WHAT YOU SHOULD DO:
Copy out everything word for word from the start of the data down to the line that contains "291, 437, 305]", including that line.

- - -

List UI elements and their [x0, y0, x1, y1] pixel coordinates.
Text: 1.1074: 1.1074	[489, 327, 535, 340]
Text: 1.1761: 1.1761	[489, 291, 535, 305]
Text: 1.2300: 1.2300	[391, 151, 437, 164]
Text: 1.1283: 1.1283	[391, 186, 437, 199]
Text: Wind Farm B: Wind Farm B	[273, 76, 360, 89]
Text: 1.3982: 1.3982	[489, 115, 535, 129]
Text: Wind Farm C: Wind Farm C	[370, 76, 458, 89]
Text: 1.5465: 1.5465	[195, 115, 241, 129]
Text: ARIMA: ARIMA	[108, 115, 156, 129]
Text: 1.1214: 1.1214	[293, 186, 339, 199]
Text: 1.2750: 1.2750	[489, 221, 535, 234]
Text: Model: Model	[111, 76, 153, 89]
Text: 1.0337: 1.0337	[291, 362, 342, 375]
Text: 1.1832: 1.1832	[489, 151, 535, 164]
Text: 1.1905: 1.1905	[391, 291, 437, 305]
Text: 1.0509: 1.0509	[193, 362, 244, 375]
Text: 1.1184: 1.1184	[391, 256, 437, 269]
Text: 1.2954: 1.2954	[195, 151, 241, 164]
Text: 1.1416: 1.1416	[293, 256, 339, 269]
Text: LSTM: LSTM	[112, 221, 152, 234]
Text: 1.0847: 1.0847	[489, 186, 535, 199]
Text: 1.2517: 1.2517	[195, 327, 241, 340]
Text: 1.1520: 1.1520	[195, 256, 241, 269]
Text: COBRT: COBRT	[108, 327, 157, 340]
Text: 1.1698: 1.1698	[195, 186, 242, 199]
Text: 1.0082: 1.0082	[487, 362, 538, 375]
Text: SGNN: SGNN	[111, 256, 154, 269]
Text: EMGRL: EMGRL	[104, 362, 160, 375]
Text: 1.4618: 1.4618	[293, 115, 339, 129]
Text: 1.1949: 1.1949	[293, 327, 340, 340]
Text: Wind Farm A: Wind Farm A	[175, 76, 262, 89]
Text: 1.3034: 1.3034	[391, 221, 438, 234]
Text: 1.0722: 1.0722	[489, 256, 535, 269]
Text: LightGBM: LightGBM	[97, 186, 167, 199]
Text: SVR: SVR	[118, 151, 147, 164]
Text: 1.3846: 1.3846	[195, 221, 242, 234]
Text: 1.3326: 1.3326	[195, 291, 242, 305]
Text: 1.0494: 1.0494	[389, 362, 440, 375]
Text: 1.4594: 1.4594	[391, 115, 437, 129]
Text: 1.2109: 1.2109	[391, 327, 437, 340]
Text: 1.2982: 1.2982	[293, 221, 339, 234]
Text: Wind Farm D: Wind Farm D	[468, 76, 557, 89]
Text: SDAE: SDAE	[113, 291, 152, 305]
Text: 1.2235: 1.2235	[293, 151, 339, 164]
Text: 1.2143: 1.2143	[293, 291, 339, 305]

- - -

CORRECT ANSWER:
List UI elements and their [x0, y0, x1, y1] pixel coordinates.
Text: 1.1074: 1.1074	[489, 327, 535, 340]
Text: 1.1761: 1.1761	[489, 291, 535, 305]
Text: 1.2300: 1.2300	[391, 151, 437, 164]
Text: 1.1283: 1.1283	[391, 186, 437, 199]
Text: Wind Farm B: Wind Farm B	[273, 76, 360, 89]
Text: 1.3982: 1.3982	[489, 115, 535, 129]
Text: Wind Farm C: Wind Farm C	[370, 76, 458, 89]
Text: 1.5465: 1.5465	[195, 115, 241, 129]
Text: ARIMA: ARIMA	[108, 115, 156, 129]
Text: 1.1214: 1.1214	[293, 186, 339, 199]
Text: 1.2750: 1.2750	[489, 221, 535, 234]
Text: Model: Model	[111, 76, 153, 89]
Text: 1.0337: 1.0337	[291, 362, 342, 375]
Text: 1.1832: 1.1832	[489, 151, 535, 164]
Text: 1.1905: 1.1905	[391, 291, 437, 305]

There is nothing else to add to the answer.